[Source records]
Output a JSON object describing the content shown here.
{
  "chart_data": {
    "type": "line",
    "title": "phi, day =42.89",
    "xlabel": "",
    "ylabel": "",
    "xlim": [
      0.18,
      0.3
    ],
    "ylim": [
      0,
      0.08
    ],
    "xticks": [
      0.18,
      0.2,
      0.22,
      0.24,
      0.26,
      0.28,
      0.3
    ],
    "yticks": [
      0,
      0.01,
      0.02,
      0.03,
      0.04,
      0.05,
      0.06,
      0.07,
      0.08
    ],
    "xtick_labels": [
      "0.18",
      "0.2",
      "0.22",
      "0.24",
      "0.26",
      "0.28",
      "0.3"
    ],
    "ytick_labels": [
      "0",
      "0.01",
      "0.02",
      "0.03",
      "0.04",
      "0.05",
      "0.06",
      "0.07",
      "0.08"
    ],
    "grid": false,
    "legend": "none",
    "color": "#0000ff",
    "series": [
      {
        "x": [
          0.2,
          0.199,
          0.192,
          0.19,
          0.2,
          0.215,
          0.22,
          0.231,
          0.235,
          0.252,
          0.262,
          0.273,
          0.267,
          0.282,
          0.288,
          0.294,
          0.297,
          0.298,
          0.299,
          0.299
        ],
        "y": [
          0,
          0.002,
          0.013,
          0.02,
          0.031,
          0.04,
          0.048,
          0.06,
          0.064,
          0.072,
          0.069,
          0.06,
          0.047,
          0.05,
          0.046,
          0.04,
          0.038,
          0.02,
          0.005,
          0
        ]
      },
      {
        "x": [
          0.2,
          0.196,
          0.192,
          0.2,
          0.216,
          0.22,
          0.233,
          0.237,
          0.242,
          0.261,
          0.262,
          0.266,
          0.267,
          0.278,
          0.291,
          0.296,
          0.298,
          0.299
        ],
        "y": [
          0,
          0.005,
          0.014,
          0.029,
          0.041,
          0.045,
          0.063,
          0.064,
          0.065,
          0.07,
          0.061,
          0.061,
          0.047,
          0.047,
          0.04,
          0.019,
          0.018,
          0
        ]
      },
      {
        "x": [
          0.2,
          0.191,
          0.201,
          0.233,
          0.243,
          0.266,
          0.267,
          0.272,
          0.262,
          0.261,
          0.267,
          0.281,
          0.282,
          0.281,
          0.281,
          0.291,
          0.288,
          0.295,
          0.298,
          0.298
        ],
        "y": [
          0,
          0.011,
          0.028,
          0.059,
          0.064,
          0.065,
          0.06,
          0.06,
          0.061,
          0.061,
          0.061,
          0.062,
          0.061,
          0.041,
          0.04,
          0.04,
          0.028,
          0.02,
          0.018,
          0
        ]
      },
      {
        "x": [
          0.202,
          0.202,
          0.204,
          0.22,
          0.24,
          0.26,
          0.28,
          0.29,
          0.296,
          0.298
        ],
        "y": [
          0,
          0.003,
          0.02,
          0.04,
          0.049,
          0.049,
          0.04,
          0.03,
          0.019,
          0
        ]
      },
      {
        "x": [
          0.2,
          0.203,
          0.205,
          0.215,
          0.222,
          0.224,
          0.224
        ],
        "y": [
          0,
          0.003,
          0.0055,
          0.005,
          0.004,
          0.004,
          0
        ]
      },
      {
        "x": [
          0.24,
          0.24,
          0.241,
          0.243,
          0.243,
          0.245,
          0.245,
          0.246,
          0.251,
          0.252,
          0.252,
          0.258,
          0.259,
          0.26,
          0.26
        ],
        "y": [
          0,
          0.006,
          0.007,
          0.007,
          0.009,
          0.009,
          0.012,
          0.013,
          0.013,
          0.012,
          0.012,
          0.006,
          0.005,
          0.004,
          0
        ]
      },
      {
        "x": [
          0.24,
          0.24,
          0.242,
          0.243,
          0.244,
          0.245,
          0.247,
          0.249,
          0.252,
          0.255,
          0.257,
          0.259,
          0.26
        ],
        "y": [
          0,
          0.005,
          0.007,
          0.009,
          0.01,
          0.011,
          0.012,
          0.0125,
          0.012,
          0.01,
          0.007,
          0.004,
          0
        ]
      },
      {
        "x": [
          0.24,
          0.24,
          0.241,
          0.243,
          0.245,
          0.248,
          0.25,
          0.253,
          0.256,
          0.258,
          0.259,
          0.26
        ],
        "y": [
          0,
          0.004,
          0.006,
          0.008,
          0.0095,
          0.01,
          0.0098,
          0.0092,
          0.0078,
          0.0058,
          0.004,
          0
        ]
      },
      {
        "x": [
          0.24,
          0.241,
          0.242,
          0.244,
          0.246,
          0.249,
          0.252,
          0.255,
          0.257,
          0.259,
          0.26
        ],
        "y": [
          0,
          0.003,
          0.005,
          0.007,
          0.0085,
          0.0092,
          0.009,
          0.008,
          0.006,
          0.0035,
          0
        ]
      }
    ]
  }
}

Exercise:
Exactly reproduce all of the entries above.

Output of the exercise:
Output a JSON object describing the content shown here.
{
  "chart_data": {
    "type": "line",
    "title": "phi, day =42.89",
    "xlabel": "",
    "ylabel": "",
    "xlim": [
      0.18,
      0.3
    ],
    "ylim": [
      0,
      0.08
    ],
    "xticks": [
      0.18,
      0.2,
      0.22,
      0.24,
      0.26,
      0.28,
      0.3
    ],
    "yticks": [
      0,
      0.01,
      0.02,
      0.03,
      0.04,
      0.05,
      0.06,
      0.07,
      0.08
    ],
    "xtick_labels": [
      "0.18",
      "0.2",
      "0.22",
      "0.24",
      "0.26",
      "0.28",
      "0.3"
    ],
    "ytick_labels": [
      "0",
      "0.01",
      "0.02",
      "0.03",
      "0.04",
      "0.05",
      "0.06",
      "0.07",
      "0.08"
    ],
    "grid": false,
    "legend": "none",
    "color": "#0000ff",
    "series": [
      {
        "x": [
          0.2,
          0.199,
          0.192,
          0.19,
          0.2,
          0.215,
          0.22,
          0.231,
          0.235,
          0.252,
          0.262,
          0.273,
          0.267,
          0.282,
          0.288,
          0.294,
          0.297,
          0.298,
          0.299,
          0.299
        ],
        "y": [
          0,
          0.002,
          0.013,
          0.02,
          0.031,
          0.04,
          0.048,
          0.06,
          0.064,
          0.072,
          0.069,
          0.06,
          0.047,
          0.05,
          0.046,
          0.04,
          0.038,
          0.02,
          0.005,
          0
        ]
      },
      {
        "x": [
          0.2,
          0.196,
          0.192,
          0.2,
          0.216,
          0.22,
          0.233,
          0.237,
          0.242,
          0.261,
          0.262,
          0.266,
          0.267,
          0.278,
          0.291,
          0.296,
          0.298,
          0.299
        ],
        "y": [
          0,
          0.005,
          0.014,
          0.029,
          0.041,
          0.045,
          0.063,
          0.064,
          0.065,
          0.07,
          0.061,
          0.061,
          0.047,
          0.047,
          0.04,
          0.019,
          0.018,
          0
        ]
      },
      {
        "x": [
          0.2,
          0.191,
          0.201,
          0.233,
          0.243,
          0.266,
          0.267,
          0.272,
          0.262,
          0.261,
          0.267,
          0.281,
          0.282,
          0.281,
          0.281,
          0.291,
          0.288,
          0.295,
          0.298,
          0.298
        ],
        "y": [
          0,
          0.011,
          0.028,
          0.059,
          0.064,
          0.065,
          0.06,
          0.06,
          0.061,
          0.061,
          0.061,
          0.062,
          0.061,
          0.041,
          0.04,
          0.04,
          0.028,
          0.02,
          0.018,
          0
        ]
      },
      {
        "x": [
          0.202,
          0.202,
          0.204,
          0.22,
          0.24,
          0.26,
          0.28,
          0.29,
          0.296,
          0.298
        ],
        "y": [
          0,
          0.003,
          0.02,
          0.04,
          0.049,
          0.049,
          0.04,
          0.03,
          0.019,
          0
        ]
      },
      {
        "x": [
          0.2,
          0.203,
          0.205,
          0.215,
          0.222,
          0.224,
          0.224
        ],
        "y": [
          0,
          0.003,
          0.0055,
          0.005,
          0.004,
          0.004,
          0
        ]
      },
      {
        "x": [
          0.24,
          0.24,
          0.241,
          0.243,
          0.243,
          0.245,
          0.245,
          0.246,
          0.251,
          0.252,
          0.252,
          0.258,
          0.259,
          0.26,
          0.26
        ],
        "y": [
          0,
          0.006,
          0.007,
          0.007,
          0.009,
          0.009,
          0.012,
          0.013,
          0.013,
          0.012,
          0.012,
          0.006,
          0.005,
          0.004,
          0
        ]
      },
      {
        "x": [
          0.24,
          0.24,
          0.242,
          0.243,
          0.244,
          0.245,
          0.247,
          0.249,
          0.252,
          0.255,
          0.257,
          0.259,
          0.26
        ],
        "y": [
          0,
          0.005,
          0.007,
          0.009,
          0.01,
          0.011,
          0.012,
          0.0125,
          0.012,
          0.01,
          0.007,
          0.004,
          0
        ]
      },
      {
        "x": [
          0.24,
          0.24,
          0.241,
          0.243,
          0.245,
          0.248,
          0.25,
          0.253,
          0.256,
          0.258,
          0.259,
          0.26
        ],
        "y": [
          0,
          0.004,
          0.006,
          0.008,
          0.0095,
          0.01,
          0.0098,
          0.0092,
          0.0078,
          0.0058,
          0.004,
          0
        ]
      },
      {
        "x": [
          0.24,
          0.241,
          0.242,
          0.244,
          0.246,
          0.249,
          0.252,
          0.255,
          0.257,
          0.259,
          0.26
        ],
        "y": [
          0,
          0.003,
          0.005,
          0.007,
          0.0085,
          0.0092,
          0.009,
          0.008,
          0.006,
          0.0035,
          0
        ]
      }
    ]
  }
}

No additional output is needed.